### Exercise goal:
Copy every line in the records below that contains the word "image".

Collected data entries
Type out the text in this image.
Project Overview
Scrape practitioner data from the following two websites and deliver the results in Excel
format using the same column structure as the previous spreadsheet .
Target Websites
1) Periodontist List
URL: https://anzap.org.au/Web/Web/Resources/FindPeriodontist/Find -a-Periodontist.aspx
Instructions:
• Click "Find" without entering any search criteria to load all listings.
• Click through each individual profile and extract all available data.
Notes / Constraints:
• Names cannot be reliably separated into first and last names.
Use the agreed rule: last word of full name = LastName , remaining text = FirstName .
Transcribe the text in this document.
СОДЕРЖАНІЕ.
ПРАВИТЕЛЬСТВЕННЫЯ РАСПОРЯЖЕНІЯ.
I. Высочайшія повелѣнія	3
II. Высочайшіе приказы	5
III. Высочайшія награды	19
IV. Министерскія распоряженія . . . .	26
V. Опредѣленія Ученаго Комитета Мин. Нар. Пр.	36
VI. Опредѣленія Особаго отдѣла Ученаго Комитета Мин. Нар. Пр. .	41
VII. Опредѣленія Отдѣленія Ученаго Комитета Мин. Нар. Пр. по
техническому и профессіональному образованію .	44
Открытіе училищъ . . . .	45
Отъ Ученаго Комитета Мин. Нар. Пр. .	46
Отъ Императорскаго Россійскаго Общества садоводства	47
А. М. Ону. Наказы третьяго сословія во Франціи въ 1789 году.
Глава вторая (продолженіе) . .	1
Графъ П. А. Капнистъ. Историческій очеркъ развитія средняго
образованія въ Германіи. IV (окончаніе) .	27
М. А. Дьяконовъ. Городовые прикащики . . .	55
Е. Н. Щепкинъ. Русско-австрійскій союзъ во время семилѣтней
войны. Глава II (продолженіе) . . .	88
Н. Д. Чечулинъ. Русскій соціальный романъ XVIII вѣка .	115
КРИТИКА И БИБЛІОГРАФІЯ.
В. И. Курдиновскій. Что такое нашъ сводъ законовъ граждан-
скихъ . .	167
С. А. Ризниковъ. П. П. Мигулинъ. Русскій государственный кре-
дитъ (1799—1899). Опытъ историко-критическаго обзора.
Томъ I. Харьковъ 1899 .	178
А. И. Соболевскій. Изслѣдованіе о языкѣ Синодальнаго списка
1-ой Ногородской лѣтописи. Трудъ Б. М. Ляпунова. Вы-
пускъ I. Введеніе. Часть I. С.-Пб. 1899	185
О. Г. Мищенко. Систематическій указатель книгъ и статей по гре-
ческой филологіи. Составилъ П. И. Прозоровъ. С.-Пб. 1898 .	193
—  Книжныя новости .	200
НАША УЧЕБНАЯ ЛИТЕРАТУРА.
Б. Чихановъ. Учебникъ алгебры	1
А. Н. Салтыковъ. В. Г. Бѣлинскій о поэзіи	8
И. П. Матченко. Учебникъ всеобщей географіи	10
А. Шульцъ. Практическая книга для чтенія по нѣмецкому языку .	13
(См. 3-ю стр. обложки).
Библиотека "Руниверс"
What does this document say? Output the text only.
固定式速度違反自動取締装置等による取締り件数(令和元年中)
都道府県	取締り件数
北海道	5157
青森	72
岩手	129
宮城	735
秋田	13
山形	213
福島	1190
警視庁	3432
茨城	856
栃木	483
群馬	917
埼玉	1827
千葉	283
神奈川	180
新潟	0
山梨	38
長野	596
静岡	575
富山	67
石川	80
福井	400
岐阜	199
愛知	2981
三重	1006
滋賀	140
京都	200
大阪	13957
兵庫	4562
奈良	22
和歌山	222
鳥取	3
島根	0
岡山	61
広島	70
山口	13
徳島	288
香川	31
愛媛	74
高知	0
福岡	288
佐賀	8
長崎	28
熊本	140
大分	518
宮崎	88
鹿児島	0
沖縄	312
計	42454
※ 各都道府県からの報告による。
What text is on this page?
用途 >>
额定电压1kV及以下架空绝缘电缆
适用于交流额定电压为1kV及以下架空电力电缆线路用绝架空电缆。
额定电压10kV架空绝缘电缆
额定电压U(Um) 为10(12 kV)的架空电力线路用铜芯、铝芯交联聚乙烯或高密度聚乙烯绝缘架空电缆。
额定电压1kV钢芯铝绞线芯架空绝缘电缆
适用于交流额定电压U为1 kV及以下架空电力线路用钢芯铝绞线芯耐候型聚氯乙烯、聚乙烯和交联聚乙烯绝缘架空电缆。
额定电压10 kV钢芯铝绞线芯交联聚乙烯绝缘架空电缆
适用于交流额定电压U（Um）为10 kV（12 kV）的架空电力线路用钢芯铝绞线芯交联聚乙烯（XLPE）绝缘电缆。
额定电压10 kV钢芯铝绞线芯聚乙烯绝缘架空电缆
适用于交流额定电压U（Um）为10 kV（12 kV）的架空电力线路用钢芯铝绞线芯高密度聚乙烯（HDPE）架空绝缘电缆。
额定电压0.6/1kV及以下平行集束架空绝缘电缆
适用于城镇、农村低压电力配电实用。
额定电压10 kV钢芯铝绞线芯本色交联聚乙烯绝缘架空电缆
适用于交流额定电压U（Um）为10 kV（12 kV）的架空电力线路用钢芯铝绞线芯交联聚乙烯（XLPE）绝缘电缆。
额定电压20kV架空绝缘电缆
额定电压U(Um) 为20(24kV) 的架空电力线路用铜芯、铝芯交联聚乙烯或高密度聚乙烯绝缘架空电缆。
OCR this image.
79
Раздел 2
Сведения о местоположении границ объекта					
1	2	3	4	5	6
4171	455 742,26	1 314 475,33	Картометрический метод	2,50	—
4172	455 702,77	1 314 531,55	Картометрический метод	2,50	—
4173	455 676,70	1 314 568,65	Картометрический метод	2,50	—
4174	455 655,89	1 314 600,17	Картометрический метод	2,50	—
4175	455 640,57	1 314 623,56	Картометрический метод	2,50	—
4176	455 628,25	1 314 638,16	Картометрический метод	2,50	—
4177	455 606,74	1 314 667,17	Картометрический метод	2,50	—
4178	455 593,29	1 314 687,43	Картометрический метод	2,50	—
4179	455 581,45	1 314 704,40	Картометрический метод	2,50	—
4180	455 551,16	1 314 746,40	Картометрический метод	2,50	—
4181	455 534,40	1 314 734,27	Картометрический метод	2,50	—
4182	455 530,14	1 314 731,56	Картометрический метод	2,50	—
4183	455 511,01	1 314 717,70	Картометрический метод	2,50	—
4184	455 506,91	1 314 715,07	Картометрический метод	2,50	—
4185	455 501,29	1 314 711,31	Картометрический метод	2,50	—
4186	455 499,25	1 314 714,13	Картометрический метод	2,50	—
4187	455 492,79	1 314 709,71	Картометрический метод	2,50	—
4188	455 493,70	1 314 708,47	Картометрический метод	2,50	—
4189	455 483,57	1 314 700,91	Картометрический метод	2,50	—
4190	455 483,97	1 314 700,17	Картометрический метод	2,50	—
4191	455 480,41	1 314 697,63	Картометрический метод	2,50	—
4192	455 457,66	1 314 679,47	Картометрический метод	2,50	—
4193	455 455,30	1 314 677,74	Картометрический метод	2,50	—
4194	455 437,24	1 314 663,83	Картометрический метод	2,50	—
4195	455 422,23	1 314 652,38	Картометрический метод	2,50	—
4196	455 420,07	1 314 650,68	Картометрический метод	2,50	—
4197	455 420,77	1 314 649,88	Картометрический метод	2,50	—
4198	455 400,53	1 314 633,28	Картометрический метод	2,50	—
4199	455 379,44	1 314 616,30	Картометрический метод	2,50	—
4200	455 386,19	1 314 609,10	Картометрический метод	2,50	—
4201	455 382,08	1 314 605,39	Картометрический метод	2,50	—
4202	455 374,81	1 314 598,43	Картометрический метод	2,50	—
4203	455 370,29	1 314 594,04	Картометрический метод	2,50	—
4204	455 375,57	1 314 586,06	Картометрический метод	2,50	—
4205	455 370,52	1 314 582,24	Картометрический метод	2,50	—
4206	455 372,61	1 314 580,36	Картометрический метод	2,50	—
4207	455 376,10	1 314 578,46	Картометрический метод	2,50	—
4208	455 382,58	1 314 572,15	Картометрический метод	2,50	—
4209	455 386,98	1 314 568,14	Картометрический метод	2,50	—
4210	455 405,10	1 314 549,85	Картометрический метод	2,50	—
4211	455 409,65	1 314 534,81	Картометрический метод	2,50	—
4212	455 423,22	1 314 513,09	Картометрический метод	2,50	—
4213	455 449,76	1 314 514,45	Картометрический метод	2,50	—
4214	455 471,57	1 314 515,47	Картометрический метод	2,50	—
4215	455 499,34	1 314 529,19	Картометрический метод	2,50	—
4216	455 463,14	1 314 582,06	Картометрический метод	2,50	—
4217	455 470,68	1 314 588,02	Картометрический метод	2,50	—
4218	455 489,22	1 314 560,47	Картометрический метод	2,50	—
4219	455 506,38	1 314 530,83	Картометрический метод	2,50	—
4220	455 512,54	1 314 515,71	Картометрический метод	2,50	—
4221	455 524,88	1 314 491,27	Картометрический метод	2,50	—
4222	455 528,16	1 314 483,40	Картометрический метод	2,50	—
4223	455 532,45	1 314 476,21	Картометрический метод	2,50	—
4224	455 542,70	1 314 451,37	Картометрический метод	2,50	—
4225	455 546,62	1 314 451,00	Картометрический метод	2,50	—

### Written reply:
Type out the text in this image.
OCR this image.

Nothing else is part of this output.